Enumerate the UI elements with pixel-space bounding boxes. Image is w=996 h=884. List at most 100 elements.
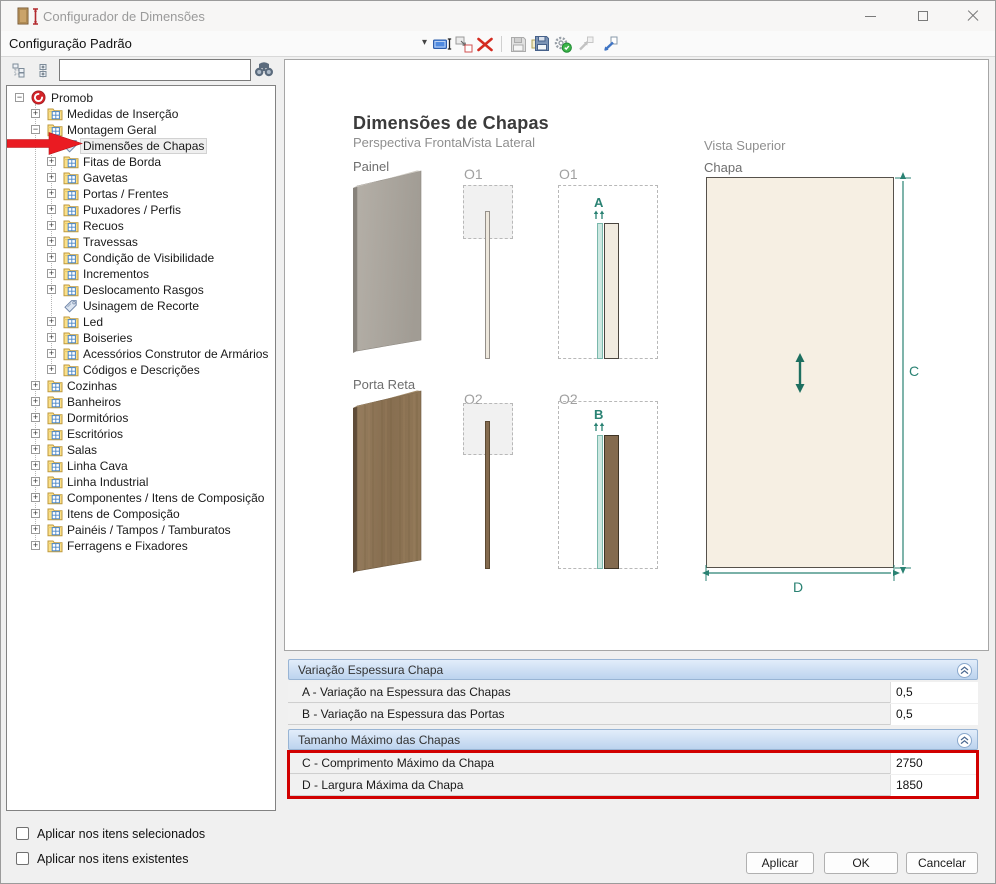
tree-expander[interactable]: + — [47, 253, 56, 262]
folder-icon — [63, 314, 79, 329]
folder-icon — [47, 506, 63, 521]
tree-item-label: Dimensões de Chapas — [81, 139, 206, 153]
tree-item[interactable]: + Condição de Visibilidade — [7, 250, 275, 266]
tree-item[interactable]: + Gavetas — [7, 170, 275, 186]
tree-item[interactable]: + Puxadores / Perfis — [7, 202, 275, 218]
tree-item-label: Gavetas — [81, 171, 130, 185]
export-button[interactable] — [575, 34, 595, 54]
tree-expander[interactable]: + — [47, 173, 56, 182]
binoculars-icon — [254, 61, 274, 78]
minimize-button[interactable] — [850, 3, 890, 29]
tree-item[interactable]: + Componentes / Itens de Composição — [7, 490, 275, 506]
tree-expander[interactable]: + — [47, 237, 56, 246]
ok-button[interactable]: OK — [824, 852, 898, 874]
configuration-select[interactable]: Configuração Padrão — [9, 36, 132, 51]
tree-item[interactable]: + Travessas — [7, 234, 275, 250]
tree-item[interactable]: + Códigos e Descrições — [7, 362, 275, 378]
tree-expander[interactable]: + — [31, 413, 40, 422]
tree-expander[interactable]: + — [31, 397, 40, 406]
window-title: Configurador de Dimensões — [43, 9, 205, 24]
tree-item[interactable]: + Deslocamento Rasgos — [7, 282, 275, 298]
save-button[interactable] — [508, 34, 528, 54]
tree-item[interactable]: + Recuos — [7, 218, 275, 234]
copy-new-icon — [455, 36, 473, 53]
tree-item[interactable]: + Dormitórios — [7, 410, 275, 426]
tree-expander[interactable]: + — [47, 205, 56, 214]
tree-item[interactable]: + Linha Cava — [7, 458, 275, 474]
tree-expander[interactable]: + — [47, 317, 56, 326]
tree-item[interactable]: − Promob — [7, 90, 275, 106]
tree-item[interactable]: + Ferragens e Fixadores — [7, 538, 275, 554]
tree-expander[interactable]: + — [47, 221, 56, 230]
tree-item[interactable]: + Led — [7, 314, 275, 330]
save-as-icon — [531, 35, 550, 53]
save-configuration-button[interactable] — [530, 34, 550, 54]
subtitle-vista-lateral: Vista Lateral — [463, 135, 535, 150]
tree-item[interactable]: + Portas / Frentes — [7, 186, 275, 202]
tree-expander[interactable]: + — [47, 365, 56, 374]
porta-zoom-panel — [604, 435, 619, 569]
tree-expander[interactable]: + — [31, 445, 40, 454]
expand-all-button[interactable] — [32, 60, 53, 82]
delete-configuration-button[interactable] — [475, 34, 495, 54]
tree-item-label: Cozinhas — [65, 379, 119, 393]
tree-expander[interactable]: + — [31, 381, 40, 390]
tree-expander[interactable]: + — [47, 157, 56, 166]
tree-item-label: Puxadores / Perfis — [81, 203, 183, 217]
apply-existing-checkbox[interactable] — [16, 852, 29, 865]
apply-button[interactable]: Aplicar — [746, 852, 814, 874]
import-button[interactable] — [599, 34, 619, 54]
search-input[interactable] — [59, 59, 251, 81]
folder-icon — [47, 458, 63, 473]
property-label: B - Variação na Espessura das Portas — [288, 707, 890, 721]
tree-expander[interactable]: + — [31, 461, 40, 470]
tree-item[interactable]: + Painéis / Tampos / Tamburatos — [7, 522, 275, 538]
tree-item[interactable]: + Banheiros — [7, 394, 275, 410]
search-button[interactable] — [254, 61, 274, 83]
tree-expander[interactable]: + — [47, 269, 56, 278]
rename-configuration-button[interactable] — [432, 34, 452, 54]
folder-icon — [63, 202, 79, 217]
dropdown-caret-icon[interactable]: ▾ — [422, 38, 427, 48]
tree-item[interactable]: Usinagem de Recorte — [7, 298, 275, 314]
tree-item[interactable]: + Escritórios — [7, 426, 275, 442]
tree-item-label: Componentes / Itens de Composição — [65, 491, 266, 505]
tree-expander[interactable]: + — [47, 189, 56, 198]
tree-item[interactable]: + Salas — [7, 442, 275, 458]
apply-selected-checkbox[interactable] — [16, 827, 29, 840]
section-header-tamanho[interactable]: Tamanho Máximo das Chapas — [288, 729, 978, 750]
tree-expander[interactable]: + — [31, 429, 40, 438]
tree-expander[interactable]: + — [47, 349, 56, 358]
tree-item[interactable]: + Incrementos — [7, 266, 275, 282]
tree-expander[interactable]: + — [31, 477, 40, 486]
dimension-a-label: A — [594, 195, 603, 210]
folder-icon — [63, 362, 79, 377]
tree-expander[interactable]: + — [47, 333, 56, 342]
tree-item[interactable]: + Boiseries — [7, 330, 275, 346]
tree-item[interactable]: + Linha Industrial — [7, 474, 275, 490]
tree-expander[interactable]: − — [15, 93, 24, 102]
collapse-section-button[interactable] — [957, 663, 972, 678]
close-button[interactable] — [953, 3, 993, 29]
tree-expander[interactable]: + — [31, 493, 40, 502]
new-configuration-button[interactable] — [454, 34, 474, 54]
property-value-input[interactable]: 0,5 — [890, 704, 978, 725]
section-header-variacao[interactable]: Variação Espessura Chapa — [288, 659, 978, 680]
tree-expander[interactable]: + — [31, 525, 40, 534]
tree-expander[interactable]: + — [31, 541, 40, 550]
tree-item[interactable]: + Medidas de Inserção — [7, 106, 275, 122]
tree-expander[interactable]: + — [47, 285, 56, 294]
folder-icon — [63, 218, 79, 233]
maximize-button[interactable] — [903, 3, 943, 29]
tree-item[interactable]: + Itens de Composição — [7, 506, 275, 522]
tree-item[interactable]: + Acessórios Construtor de Armários — [7, 346, 275, 362]
property-value-input[interactable]: 0,5 — [890, 682, 978, 703]
toolbar-separator — [501, 36, 502, 52]
tree-item[interactable]: + Cozinhas — [7, 378, 275, 394]
collapse-all-button[interactable] — [9, 60, 30, 82]
cancel-button[interactable]: Cancelar — [906, 852, 978, 874]
tree-expander[interactable]: + — [31, 509, 40, 518]
apply-configuration-button[interactable] — [553, 34, 573, 54]
tree-expander[interactable]: + — [31, 109, 40, 118]
collapse-section-button[interactable] — [957, 733, 972, 748]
=-=-=
(Written request) Rewrite the material above with every "tree-expander" changed to "tree-toggle" and nothing else altered. Leave out the pictures.

(Response to the task)
Enumerate the UI elements with pixel-space bounding boxes. Image is w=996 h=884. List at most 100 elements.
tree-toggle[interactable]: + — [47, 253, 56, 262]
folder-icon — [63, 314, 79, 329]
folder-icon — [47, 506, 63, 521]
tree-item-label: Dimensões de Chapas — [81, 139, 206, 153]
tree-item[interactable]: + Condição de Visibilidade — [7, 250, 275, 266]
tree-item[interactable]: + Gavetas — [7, 170, 275, 186]
tree-item[interactable]: + Puxadores / Perfis — [7, 202, 275, 218]
tree-item-label: Gavetas — [81, 171, 130, 185]
export-button[interactable] — [575, 34, 595, 54]
tree-toggle[interactable]: + — [47, 173, 56, 182]
binoculars-icon — [254, 61, 274, 78]
minimize-button[interactable] — [850, 3, 890, 29]
tree-item[interactable]: + Componentes / Itens de Composição — [7, 490, 275, 506]
tree-toggle[interactable]: + — [47, 237, 56, 246]
ok-button[interactable]: OK — [824, 852, 898, 874]
configuration-select[interactable]: Configuração Padrão — [9, 36, 132, 51]
tree-item[interactable]: + Travessas — [7, 234, 275, 250]
tree-item[interactable]: + Códigos e Descrições — [7, 362, 275, 378]
tree-toggle[interactable]: + — [31, 413, 40, 422]
tree-toggle[interactable]: + — [31, 397, 40, 406]
window-title: Configurador de Dimensões — [43, 9, 205, 24]
tree-item[interactable]: + Deslocamento Rasgos — [7, 282, 275, 298]
save-button[interactable] — [508, 34, 528, 54]
tree-item[interactable]: + Recuos — [7, 218, 275, 234]
copy-new-icon — [455, 36, 473, 53]
tree-item[interactable]: + Dormitórios — [7, 410, 275, 426]
tree-toggle[interactable]: + — [47, 205, 56, 214]
tree-item[interactable]: + Linha Cava — [7, 458, 275, 474]
tree-toggle[interactable]: + — [47, 317, 56, 326]
tree-item[interactable]: − Promob — [7, 90, 275, 106]
tree-item[interactable]: + Ferragens e Fixadores — [7, 538, 275, 554]
tree-toggle[interactable]: + — [47, 221, 56, 230]
tree-item[interactable]: + Led — [7, 314, 275, 330]
save-as-icon — [531, 35, 550, 53]
save-configuration-button[interactable] — [530, 34, 550, 54]
subtitle-vista-lateral: Vista Lateral — [463, 135, 535, 150]
tree-item[interactable]: + Portas / Frentes — [7, 186, 275, 202]
tree-toggle[interactable]: + — [47, 365, 56, 374]
porta-zoom-panel — [604, 435, 619, 569]
tree-toggle[interactable]: + — [31, 445, 40, 454]
expand-all-button[interactable] — [32, 60, 53, 82]
delete-configuration-button[interactable] — [475, 34, 495, 54]
tree-item-label: Cozinhas — [65, 379, 119, 393]
tree-toggle[interactable]: + — [31, 381, 40, 390]
tree-toggle[interactable]: + — [47, 157, 56, 166]
tree-item-label: Puxadores / Perfis — [81, 203, 183, 217]
apply-existing-checkbox[interactable] — [16, 852, 29, 865]
apply-button[interactable]: Aplicar — [746, 852, 814, 874]
import-button[interactable] — [599, 34, 619, 54]
search-input[interactable] — [59, 59, 251, 81]
folder-icon — [47, 458, 63, 473]
property-label: B - Variação na Espessura das Portas — [288, 707, 890, 721]
tree-toggle[interactable]: + — [31, 461, 40, 470]
tree-item[interactable]: + Painéis / Tampos / Tamburatos — [7, 522, 275, 538]
tree-item[interactable]: + Banheiros — [7, 394, 275, 410]
search-button[interactable] — [254, 61, 274, 83]
tree-toggle[interactable]: + — [47, 269, 56, 278]
rename-configuration-button[interactable] — [432, 34, 452, 54]
folder-icon — [63, 202, 79, 217]
dropdown-caret-icon[interactable]: ▾ — [422, 38, 427, 48]
tree-item[interactable]: Usinagem de Recorte — [7, 298, 275, 314]
tree-item[interactable]: + Escritórios — [7, 426, 275, 442]
tree-item-label: Componentes / Itens de Composição — [65, 491, 266, 505]
tree-toggle[interactable]: + — [47, 189, 56, 198]
tree-item[interactable]: + Salas — [7, 442, 275, 458]
apply-selected-checkbox[interactable] — [16, 827, 29, 840]
section-header-tamanho[interactable]: Tamanho Máximo das Chapas — [288, 729, 978, 750]
tree-toggle[interactable]: + — [31, 429, 40, 438]
tree-toggle[interactable]: + — [47, 349, 56, 358]
tree-item[interactable]: + Incrementos — [7, 266, 275, 282]
tree-toggle[interactable]: + — [31, 477, 40, 486]
dimension-a-label: A — [594, 195, 603, 210]
folder-icon — [63, 362, 79, 377]
tree-toggle[interactable]: + — [47, 333, 56, 342]
tree-item[interactable]: + Boiseries — [7, 330, 275, 346]
tree-item[interactable]: + Linha Industrial — [7, 474, 275, 490]
tree-toggle[interactable]: − — [15, 93, 24, 102]
collapse-section-button[interactable] — [957, 663, 972, 678]
close-button[interactable] — [953, 3, 993, 29]
tree-toggle[interactable]: + — [31, 493, 40, 502]
new-configuration-button[interactable] — [454, 34, 474, 54]
property-value-input[interactable]: 0,5 — [890, 704, 978, 725]
section-header-variacao[interactable]: Variação Espessura Chapa — [288, 659, 978, 680]
tree-toggle[interactable]: + — [31, 525, 40, 534]
tree-toggle[interactable]: + — [31, 541, 40, 550]
tree-item[interactable]: + Medidas de Inserção — [7, 106, 275, 122]
tree-toggle[interactable]: + — [47, 285, 56, 294]
folder-icon — [63, 218, 79, 233]
maximize-button[interactable] — [903, 3, 943, 29]
tree-item[interactable]: + Itens de Composição — [7, 506, 275, 522]
tree-item[interactable]: + Acessórios Construtor de Armários — [7, 346, 275, 362]
property-value-input[interactable]: 0,5 — [890, 682, 978, 703]
toolbar-separator — [501, 36, 502, 52]
tree-item[interactable]: + Cozinhas — [7, 378, 275, 394]
collapse-all-button[interactable] — [9, 60, 30, 82]
cancel-button[interactable]: Cancelar — [906, 852, 978, 874]
tree-toggle[interactable]: + — [31, 509, 40, 518]
apply-configuration-button[interactable] — [553, 34, 573, 54]
tree-toggle[interactable]: + — [31, 109, 40, 118]
collapse-section-button[interactable] — [957, 733, 972, 748]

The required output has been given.